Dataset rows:
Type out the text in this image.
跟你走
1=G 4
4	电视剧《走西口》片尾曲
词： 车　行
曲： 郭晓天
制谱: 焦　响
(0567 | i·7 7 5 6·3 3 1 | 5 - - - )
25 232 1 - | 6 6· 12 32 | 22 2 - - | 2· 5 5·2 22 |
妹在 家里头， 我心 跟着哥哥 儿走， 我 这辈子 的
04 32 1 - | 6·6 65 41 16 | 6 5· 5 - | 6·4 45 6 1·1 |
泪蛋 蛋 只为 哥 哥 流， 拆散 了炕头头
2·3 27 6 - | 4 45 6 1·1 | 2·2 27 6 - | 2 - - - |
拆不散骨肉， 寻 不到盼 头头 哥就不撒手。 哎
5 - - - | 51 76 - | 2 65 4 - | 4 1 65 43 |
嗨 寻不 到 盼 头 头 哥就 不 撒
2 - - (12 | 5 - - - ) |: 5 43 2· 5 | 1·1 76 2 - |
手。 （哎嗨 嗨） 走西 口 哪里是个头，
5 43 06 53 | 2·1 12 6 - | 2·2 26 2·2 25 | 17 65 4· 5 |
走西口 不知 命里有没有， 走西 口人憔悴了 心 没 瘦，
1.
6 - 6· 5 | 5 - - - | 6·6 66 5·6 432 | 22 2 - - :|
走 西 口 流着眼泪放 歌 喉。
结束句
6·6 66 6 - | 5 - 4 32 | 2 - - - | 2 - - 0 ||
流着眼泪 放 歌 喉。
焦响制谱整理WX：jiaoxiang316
* * *
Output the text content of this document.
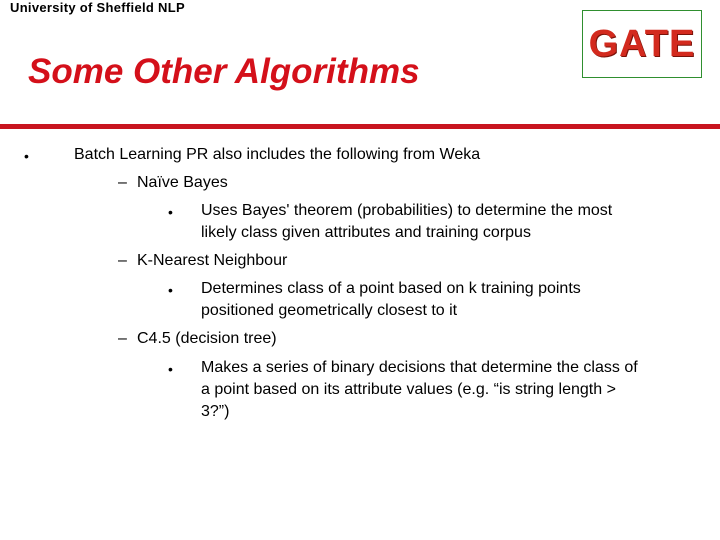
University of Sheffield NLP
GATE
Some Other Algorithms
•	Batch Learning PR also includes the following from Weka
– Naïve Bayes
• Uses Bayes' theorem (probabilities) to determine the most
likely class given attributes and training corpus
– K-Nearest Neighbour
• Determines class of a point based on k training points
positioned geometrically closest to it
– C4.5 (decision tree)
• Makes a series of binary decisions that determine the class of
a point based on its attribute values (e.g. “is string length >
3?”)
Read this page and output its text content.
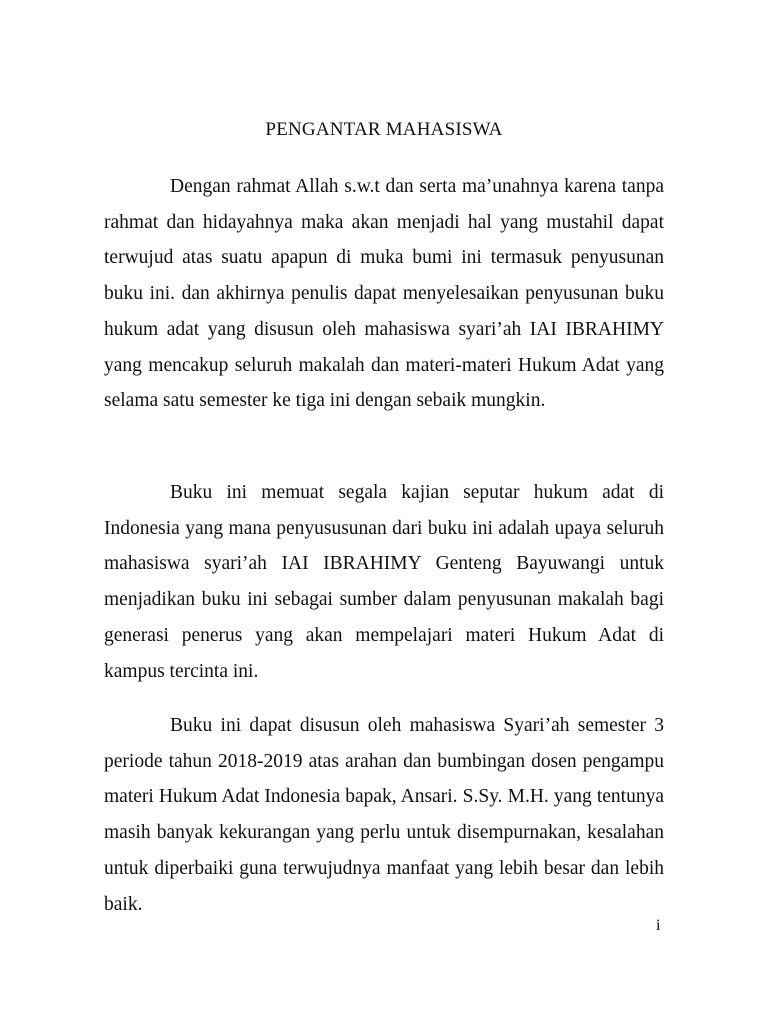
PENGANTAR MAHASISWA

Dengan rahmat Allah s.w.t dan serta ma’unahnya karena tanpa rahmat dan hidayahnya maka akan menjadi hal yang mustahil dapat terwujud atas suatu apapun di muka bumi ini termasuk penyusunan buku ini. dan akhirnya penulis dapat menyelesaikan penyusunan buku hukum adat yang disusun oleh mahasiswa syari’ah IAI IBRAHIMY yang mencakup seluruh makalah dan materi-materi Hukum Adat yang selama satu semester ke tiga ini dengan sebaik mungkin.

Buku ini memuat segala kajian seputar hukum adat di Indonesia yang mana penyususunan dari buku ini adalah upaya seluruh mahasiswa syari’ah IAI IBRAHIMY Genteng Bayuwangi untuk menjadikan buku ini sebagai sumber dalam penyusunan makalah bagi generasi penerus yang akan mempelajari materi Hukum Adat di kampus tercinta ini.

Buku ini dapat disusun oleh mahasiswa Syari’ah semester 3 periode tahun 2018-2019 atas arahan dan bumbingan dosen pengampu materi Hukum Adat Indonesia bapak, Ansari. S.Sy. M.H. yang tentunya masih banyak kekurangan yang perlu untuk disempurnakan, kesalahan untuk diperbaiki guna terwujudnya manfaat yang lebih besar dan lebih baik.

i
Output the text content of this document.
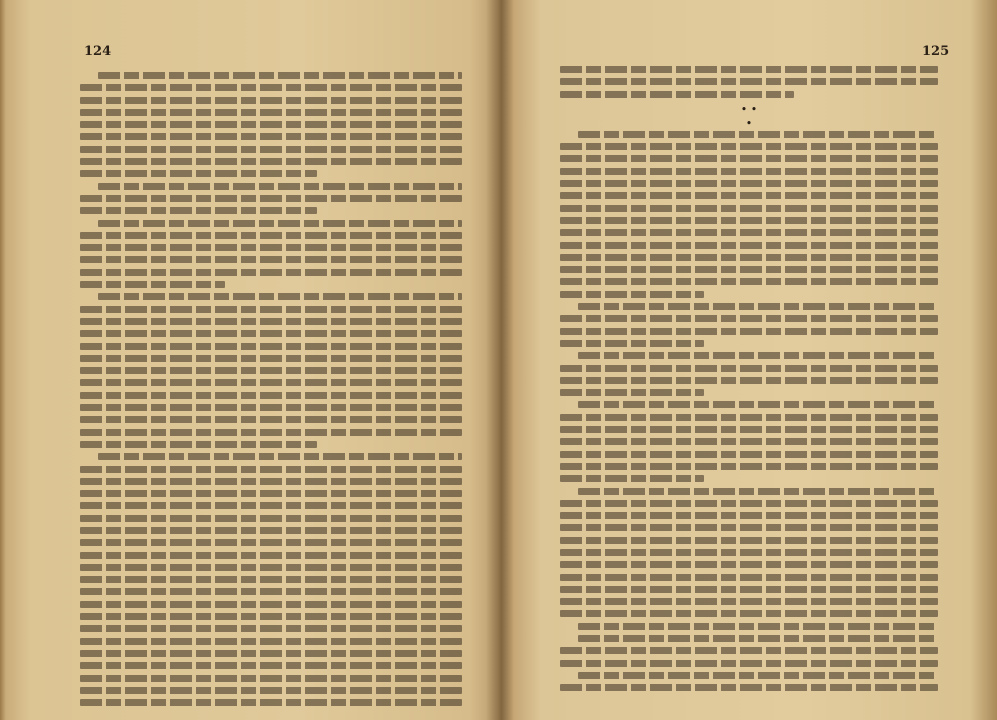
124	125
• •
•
* * *
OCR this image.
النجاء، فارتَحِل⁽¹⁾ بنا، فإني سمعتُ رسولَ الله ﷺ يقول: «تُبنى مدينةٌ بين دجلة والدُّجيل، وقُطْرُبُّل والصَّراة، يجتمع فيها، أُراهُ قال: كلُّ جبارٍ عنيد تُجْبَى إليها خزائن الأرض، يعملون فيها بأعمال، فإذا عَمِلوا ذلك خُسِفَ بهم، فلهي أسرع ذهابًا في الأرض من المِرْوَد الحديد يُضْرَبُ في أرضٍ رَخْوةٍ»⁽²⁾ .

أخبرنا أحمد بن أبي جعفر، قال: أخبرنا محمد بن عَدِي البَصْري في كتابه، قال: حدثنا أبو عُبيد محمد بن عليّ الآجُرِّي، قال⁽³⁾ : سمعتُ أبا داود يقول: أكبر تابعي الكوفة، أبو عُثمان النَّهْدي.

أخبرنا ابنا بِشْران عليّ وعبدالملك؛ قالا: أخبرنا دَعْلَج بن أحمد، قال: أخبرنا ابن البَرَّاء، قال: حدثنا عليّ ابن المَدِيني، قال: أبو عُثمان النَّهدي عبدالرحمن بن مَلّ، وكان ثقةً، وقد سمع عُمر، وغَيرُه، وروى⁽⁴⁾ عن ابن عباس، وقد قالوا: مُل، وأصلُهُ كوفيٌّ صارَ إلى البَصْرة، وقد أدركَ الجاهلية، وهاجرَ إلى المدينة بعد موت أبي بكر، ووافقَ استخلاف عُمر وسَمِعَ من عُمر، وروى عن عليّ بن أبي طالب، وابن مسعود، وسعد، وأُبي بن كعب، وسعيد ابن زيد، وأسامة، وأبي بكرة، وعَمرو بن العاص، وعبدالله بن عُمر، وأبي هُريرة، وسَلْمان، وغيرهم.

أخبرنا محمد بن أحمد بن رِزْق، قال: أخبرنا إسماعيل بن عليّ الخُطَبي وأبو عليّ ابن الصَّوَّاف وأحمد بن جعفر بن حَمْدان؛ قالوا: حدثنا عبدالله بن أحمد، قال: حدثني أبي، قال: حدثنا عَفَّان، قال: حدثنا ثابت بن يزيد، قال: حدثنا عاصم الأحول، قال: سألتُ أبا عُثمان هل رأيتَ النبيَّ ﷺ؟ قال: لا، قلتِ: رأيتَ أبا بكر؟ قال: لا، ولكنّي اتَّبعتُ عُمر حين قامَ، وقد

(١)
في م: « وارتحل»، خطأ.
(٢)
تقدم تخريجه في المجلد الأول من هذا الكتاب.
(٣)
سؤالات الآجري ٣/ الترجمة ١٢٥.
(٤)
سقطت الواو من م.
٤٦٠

Task to carry out ▸ Every line that holds the string "point" should be returned.

Output of the task ▸
• Determines class of a point based on k training points
a point based on its attribute values (e.g. “is string length >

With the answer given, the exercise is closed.